» **What is being asked**:
Write out all of the lines below, exactly and completely.

Stored items from a collection
_ _ _

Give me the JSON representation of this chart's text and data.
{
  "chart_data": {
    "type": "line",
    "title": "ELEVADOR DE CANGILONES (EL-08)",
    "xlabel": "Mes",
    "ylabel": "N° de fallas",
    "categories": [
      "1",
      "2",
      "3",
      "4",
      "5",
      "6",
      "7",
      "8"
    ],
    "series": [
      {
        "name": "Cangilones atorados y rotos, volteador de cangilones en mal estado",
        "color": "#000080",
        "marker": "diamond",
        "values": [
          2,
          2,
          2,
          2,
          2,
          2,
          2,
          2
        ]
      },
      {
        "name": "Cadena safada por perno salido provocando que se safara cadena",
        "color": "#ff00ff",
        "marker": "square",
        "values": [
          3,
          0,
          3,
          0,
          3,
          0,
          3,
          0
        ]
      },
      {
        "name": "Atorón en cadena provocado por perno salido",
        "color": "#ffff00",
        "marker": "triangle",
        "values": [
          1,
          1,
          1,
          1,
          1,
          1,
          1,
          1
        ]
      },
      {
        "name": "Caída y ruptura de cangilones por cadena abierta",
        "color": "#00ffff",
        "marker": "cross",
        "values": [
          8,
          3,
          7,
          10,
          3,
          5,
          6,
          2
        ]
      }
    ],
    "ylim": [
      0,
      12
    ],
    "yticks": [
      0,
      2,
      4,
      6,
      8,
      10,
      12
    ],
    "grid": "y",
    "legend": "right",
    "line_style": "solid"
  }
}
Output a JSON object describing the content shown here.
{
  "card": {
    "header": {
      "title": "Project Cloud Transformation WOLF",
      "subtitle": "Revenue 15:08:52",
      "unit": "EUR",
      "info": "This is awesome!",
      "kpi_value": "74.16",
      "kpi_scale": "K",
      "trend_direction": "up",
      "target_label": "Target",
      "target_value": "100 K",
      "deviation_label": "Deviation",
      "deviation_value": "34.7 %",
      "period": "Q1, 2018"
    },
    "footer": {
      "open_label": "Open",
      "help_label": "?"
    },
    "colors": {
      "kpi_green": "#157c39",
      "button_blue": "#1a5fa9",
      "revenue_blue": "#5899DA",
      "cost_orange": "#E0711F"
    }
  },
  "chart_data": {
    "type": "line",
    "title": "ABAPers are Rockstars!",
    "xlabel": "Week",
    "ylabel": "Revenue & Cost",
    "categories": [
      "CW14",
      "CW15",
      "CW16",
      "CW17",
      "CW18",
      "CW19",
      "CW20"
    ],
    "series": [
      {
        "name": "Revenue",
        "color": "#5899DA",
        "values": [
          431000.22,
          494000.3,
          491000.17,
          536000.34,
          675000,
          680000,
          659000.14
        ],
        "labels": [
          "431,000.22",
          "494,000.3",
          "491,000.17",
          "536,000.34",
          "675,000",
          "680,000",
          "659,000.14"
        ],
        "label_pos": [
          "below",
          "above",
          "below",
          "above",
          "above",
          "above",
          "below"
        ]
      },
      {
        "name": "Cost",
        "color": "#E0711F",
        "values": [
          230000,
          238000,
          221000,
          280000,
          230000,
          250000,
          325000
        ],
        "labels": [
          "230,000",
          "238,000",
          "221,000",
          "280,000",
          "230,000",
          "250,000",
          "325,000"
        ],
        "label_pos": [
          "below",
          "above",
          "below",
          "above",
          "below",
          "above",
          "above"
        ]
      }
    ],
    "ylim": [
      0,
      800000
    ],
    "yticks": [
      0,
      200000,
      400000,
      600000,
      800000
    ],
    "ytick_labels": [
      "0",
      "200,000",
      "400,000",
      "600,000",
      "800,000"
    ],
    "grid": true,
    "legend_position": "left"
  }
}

_ _ _

» **Result of the exercise**:
Give me the JSON representation of this chart's text and data.
{
  "chart_data": {
    "type": "line",
    "title": "ELEVADOR DE CANGILONES (EL-08)",
    "xlabel": "Mes",
    "ylabel": "N° de fallas",
    "categories": [
      "1",
      "2",
      "3",
      "4",
      "5",
      "6",
      "7",
      "8"
    ],
    "series": [
      {
        "name": "Cangilones atorados y rotos, volteador de cangilones en mal estado",
        "color": "#000080",
        "marker": "diamond",
        "values": [
          2,
          2,
          2,
          2,
          2,
          2,
          2,
          2
        ]
      },
      {
        "name": "Cadena safada por perno salido provocando que se safara cadena",
        "color": "#ff00ff",
        "marker": "square",
        "values": [
          3,
          0,
          3,
          0,
          3,
          0,
          3,
          0
        ]
      },
      {
        "name": "Atorón en cadena provocado por perno salido",
        "color": "#ffff00",
        "marker": "triangle",
        "values": [
          1,
          1,
          1,
          1,
          1,
          1,
          1,
          1
        ]
      },
      {
        "name": "Caída y ruptura de cangilones por cadena abierta",
        "color": "#00ffff",
        "marker": "cross",
        "values": [
          8,
          3,
          7,
          10,
          3,
          5,
          6,
          2
        ]
      }
    ],
    "ylim": [
      0,
      12
    ],
    "yticks": [
      0,
      2,
      4,
      6,
      8,
      10,
      12
    ],
    "grid": "y",
    "legend": "right",
    "line_style": "solid"
  }
}
Output a JSON object describing the content shown here.
{
  "card": {
    "header": {
      "title": "Project Cloud Transformation WOLF",
      "subtitle": "Revenue 15:08:52",
      "unit": "EUR",
      "info": "This is awesome!",
      "kpi_value": "74.16",
      "kpi_scale": "K",
      "trend_direction": "up",
      "target_label": "Target",
      "target_value": "100 K",
      "deviation_label": "Deviation",
      "deviation_value": "34.7 %",
      "period": "Q1, 2018"
    },
    "footer": {
      "open_label": "Open",
      "help_label": "?"
    },
    "colors": {
      "kpi_green": "#157c39",
      "button_blue": "#1a5fa9",
      "revenue_blue": "#5899DA",
      "cost_orange": "#E0711F"
    }
  },
  "chart_data": {
    "type": "line",
    "title": "ABAPers are Rockstars!",
    "xlabel": "Week",
    "ylabel": "Revenue & Cost",
    "categories": [
      "CW14",
      "CW15",
      "CW16",
      "CW17",
      "CW18",
      "CW19",
      "CW20"
    ],
    "series": [
      {
        "name": "Revenue",
        "color": "#5899DA",
        "values": [
          431000.22,
          494000.3,
          491000.17,
          536000.34,
          675000,
          680000,
          659000.14
        ],
        "labels": [
          "431,000.22",
          "494,000.3",
          "491,000.17",
          "536,000.34",
          "675,000",
          "680,000",
          "659,000.14"
        ],
        "label_pos": [
          "below",
          "above",
          "below",
          "above",
          "above",
          "above",
          "below"
        ]
      },
      {
        "name": "Cost",
        "color": "#E0711F",
        "values": [
          230000,
          238000,
          221000,
          280000,
          230000,
          250000,
          325000
        ],
        "labels": [
          "230,000",
          "238,000",
          "221,000",
          "280,000",
          "230,000",
          "250,000",
          "325,000"
        ],
        "label_pos": [
          "below",
          "above",
          "below",
          "above",
          "below",
          "above",
          "above"
        ]
      }
    ],
    "ylim": [
      0,
      800000
    ],
    "yticks": [
      0,
      200000,
      400000,
      600000,
      800000
    ],
    "ytick_labels": [
      "0",
      "200,000",
      "400,000",
      "600,000",
      "800,000"
    ],
    "grid": true,
    "legend_position": "left"
  }
}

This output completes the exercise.